** BEGIN Extracted records **

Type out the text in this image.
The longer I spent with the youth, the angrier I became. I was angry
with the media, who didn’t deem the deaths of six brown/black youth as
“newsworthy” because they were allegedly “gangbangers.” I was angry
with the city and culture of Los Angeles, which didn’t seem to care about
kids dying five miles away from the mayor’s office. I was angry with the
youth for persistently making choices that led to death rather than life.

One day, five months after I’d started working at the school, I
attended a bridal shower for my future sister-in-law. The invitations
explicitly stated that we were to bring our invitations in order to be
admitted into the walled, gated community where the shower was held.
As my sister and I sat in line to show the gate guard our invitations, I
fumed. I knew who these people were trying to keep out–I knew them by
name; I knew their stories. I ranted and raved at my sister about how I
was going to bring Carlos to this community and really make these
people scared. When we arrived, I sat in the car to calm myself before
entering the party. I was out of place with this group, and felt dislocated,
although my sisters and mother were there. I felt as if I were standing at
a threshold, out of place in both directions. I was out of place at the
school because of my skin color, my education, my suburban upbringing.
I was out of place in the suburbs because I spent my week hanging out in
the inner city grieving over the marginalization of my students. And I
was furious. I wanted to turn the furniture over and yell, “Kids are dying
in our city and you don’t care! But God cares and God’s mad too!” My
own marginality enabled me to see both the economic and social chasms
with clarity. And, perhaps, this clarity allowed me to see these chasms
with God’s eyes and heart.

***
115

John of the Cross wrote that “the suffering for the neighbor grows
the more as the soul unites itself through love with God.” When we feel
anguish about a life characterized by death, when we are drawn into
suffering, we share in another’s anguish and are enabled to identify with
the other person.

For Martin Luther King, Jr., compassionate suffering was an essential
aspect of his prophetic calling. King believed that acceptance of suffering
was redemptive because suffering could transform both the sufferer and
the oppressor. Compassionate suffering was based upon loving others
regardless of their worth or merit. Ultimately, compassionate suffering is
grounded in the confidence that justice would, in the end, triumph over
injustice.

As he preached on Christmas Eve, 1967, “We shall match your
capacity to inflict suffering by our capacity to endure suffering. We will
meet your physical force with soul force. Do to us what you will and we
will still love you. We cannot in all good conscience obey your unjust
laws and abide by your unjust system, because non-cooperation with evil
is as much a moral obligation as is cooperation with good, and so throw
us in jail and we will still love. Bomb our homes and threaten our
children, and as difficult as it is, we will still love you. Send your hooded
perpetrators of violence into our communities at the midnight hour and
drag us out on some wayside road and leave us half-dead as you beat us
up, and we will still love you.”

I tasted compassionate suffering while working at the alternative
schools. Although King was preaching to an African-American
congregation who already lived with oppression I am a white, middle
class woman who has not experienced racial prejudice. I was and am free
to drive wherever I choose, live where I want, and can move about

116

** END Extracted records **

* **The request**
Copy out each line above, character for character.

* **Task solution**
Type out the text in this image.
The longer I spent with the youth, the angrier I became. I was angry
with the media, who didn’t deem the deaths of six brown/black youth as
“newsworthy” because they were allegedly “gangbangers.” I was angry
with the city and culture of Los Angeles, which didn’t seem to care about
kids dying five miles away from the mayor’s office. I was angry with the
youth for persistently making choices that led to death rather than life.

One day, five months after I’d started working at the school, I
attended a bridal shower for my future sister-in-law. The invitations
explicitly stated that we were to bring our invitations in order to be
admitted into the walled, gated community where the shower was held.
As my sister and I sat in line to show the gate guard our invitations, I
fumed. I knew who these people were trying to keep out–I knew them by
name; I knew their stories. I ranted and raved at my sister about how I
was going to bring Carlos to this community and really make these
people scared. When we arrived, I sat in the car to calm myself before
entering the party. I was out of place with this group, and felt dislocated,
although my sisters and mother were there. I felt as if I were standing at
a threshold, out of place in both directions. I was out of place at the
school because of my skin color, my education, my suburban upbringing.
I was out of place in the suburbs because I spent my week hanging out in
the inner city grieving over the marginalization of my students. And I
was furious. I wanted to turn the furniture over and yell, “Kids are dying
in our city and you don’t care! But God cares and God’s mad too!” My
own marginality enabled me to see both the economic and social chasms
with clarity. And, perhaps, this clarity allowed me to see these chasms
with God’s eyes and heart.

***
115

John of the Cross wrote that “the suffering for the neighbor grows
the more as the soul unites itself through love with God.” When we feel
anguish about a life characterized by death, when we are drawn into
suffering, we share in another’s anguish and are enabled to identify with
the other person.

For Martin Luther King, Jr., compassionate suffering was an essential
aspect of his prophetic calling. King believed that acceptance of suffering
was redemptive because suffering could transform both the sufferer and
the oppressor. Compassionate suffering was based upon loving others
regardless of their worth or merit. Ultimately, compassionate suffering is
grounded in the confidence that justice would, in the end, triumph over
injustice.

As he preached on Christmas Eve, 1967, “We shall match your
capacity to inflict suffering by our capacity to endure suffering. We will
meet your physical force with soul force. Do to us what you will and we
will still love you. We cannot in all good conscience obey your unjust
laws and abide by your unjust system, because non-cooperation with evil
is as much a moral obligation as is cooperation with good, and so throw
us in jail and we will still love. Bomb our homes and threaten our
children, and as difficult as it is, we will still love you. Send your hooded
perpetrators of violence into our communities at the midnight hour and
drag us out on some wayside road and leave us half-dead as you beat us
up, and we will still love you.”

I tasted compassionate suffering while working at the alternative
schools. Although King was preaching to an African-American
congregation who already lived with oppression I am a white, middle
class woman who has not experienced racial prejudice. I was and am free
to drive wherever I choose, live where I want, and can move about

116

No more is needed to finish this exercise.